JOB
What follows is a set of records; restate each one word for word and drop the pictures.

GIVEN INFORMATION
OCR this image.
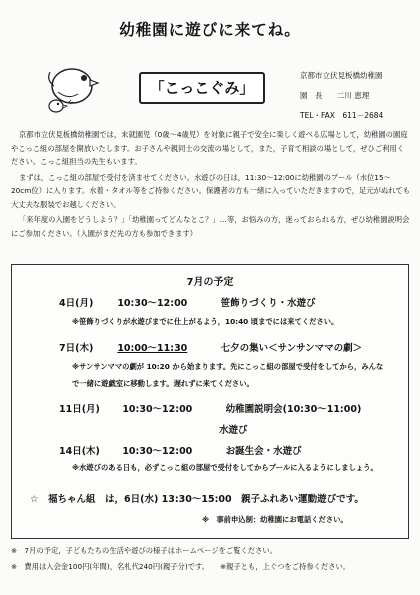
幼稚園に遊びに来てね。
「こっこぐみ」
京都市立伏見板橋幼稚園
園　長 二川 恵理
TEL・FAX　611－2684

京都市立伏見板橋幼稚園では，未就園児（0歳～4歳児）を対象に親子で安全に楽しく遊べる広場として，幼稚園の園庭やこっこ組の部屋を開放いたします。お子さんや親同士の交流の場として，また，子育て相談の場として，ぜひご利用ください。こっこ組担当の先生もいます。

まずは，こっこ組の部屋で受付を済ませてください。水遊びの日は，11:30～12:00に幼稚園のプール（水位15～20cm位）に入ります。水着・タオル等をご持参ください。保護者の方も一緒に入っていただきますので，足元がぬれても大丈夫な服装でお越しください。

「来年度の入園をどうしよう？」「幼稚園ってどんなとこ？」…等，お悩みの方，迷っておられる方，ぜひ幼稚園説明会にご参加ください。（入園がまだ先の方も参加できます）

7月の予定
4日(月)	10:30～12:00	笹飾りづくり・水遊び
※笹飾りづくりが水遊びまでに仕上がるよう，10:40 頃までには来てください。
7日(木)	10:00～11:30	七夕の集い＜サンサンママの劇＞
※サンサンママの劇が 10:20 から始まります。先にこっこ組の部屋で受付をしてから，みんな
で一緒に遊戯室に移動します。遅れずに来てください。
11日(月) 10:30～12:00	幼稚園説明会(10:30～11:00)
水遊び
14日(木) 10:30～12:00	お誕生会・水遊び
※水遊びのある日も，必ずこっこ組の部屋で受付をしてからプールに入るようにしましょう。
☆　福ちゃん組　は，6日(水) 13:30～15:00　親子ふれあい運動遊びです。
※　事前申込制：幼稚園にお電話ください。
※　7月の予定，子どもたちの生活や遊びの様子はホームページをご覧ください。
※　費用は入会金100円(年間)，名札代240円(親子分)です。　　※親子とも，上ぐつをご持参ください。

THE RESULT
OCR this image.
幼稚園に遊びに来てね。
「こっこぐみ」
京都市立伏見板橋幼稚園
園　長 二川 恵理
TEL・FAX　611－2684

京都市立伏見板橋幼稚園では，未就園児（0歳～4歳児）を対象に親子で安全に楽しく遊べる広場として，幼稚園の園庭やこっこ組の部屋を開放いたします。お子さんや親同士の交流の場として，また，子育て相談の場として，ぜひご利用ください。こっこ組担当の先生もいます。

まずは，こっこ組の部屋で受付を済ませてください。水遊びの日は，11:30～12:00に幼稚園のプール（水位15～20cm位）に入ります。水着・タオル等をご持参ください。保護者の方も一緒に入っていただきますので，足元がぬれても大丈夫な服装でお越しください。

「来年度の入園をどうしよう？」「幼稚園ってどんなとこ？」…等，お悩みの方，迷っておられる方，ぜひ幼稚園説明会にご参加ください。（入園がまだ先の方も参加できます）

7月の予定
4日(月)	10:30～12:00	笹飾りづくり・水遊び
※笹飾りづくりが水遊びまでに仕上がるよう，10:40 頃までには来てください。
7日(木)	10:00～11:30	七夕の集い＜サンサンママの劇＞
※サンサンママの劇が 10:20 から始まります。先にこっこ組の部屋で受付をしてから，みんな
で一緒に遊戯室に移動します。遅れずに来てください。
11日(月) 10:30～12:00	幼稚園説明会(10:30～11:00)
水遊び
14日(木) 10:30～12:00	お誕生会・水遊び
※水遊びのある日も，必ずこっこ組の部屋で受付をしてからプールに入るようにしましょう。
☆　福ちゃん組　は，6日(水) 13:30～15:00　親子ふれあい運動遊びです。
※　事前申込制：幼稚園にお電話ください。
※　7月の予定，子どもたちの生活や遊びの様子はホームページをご覧ください。
※　費用は入会金100円(年間)，名札代240円(親子分)です。　　※親子とも，上ぐつをご持参ください。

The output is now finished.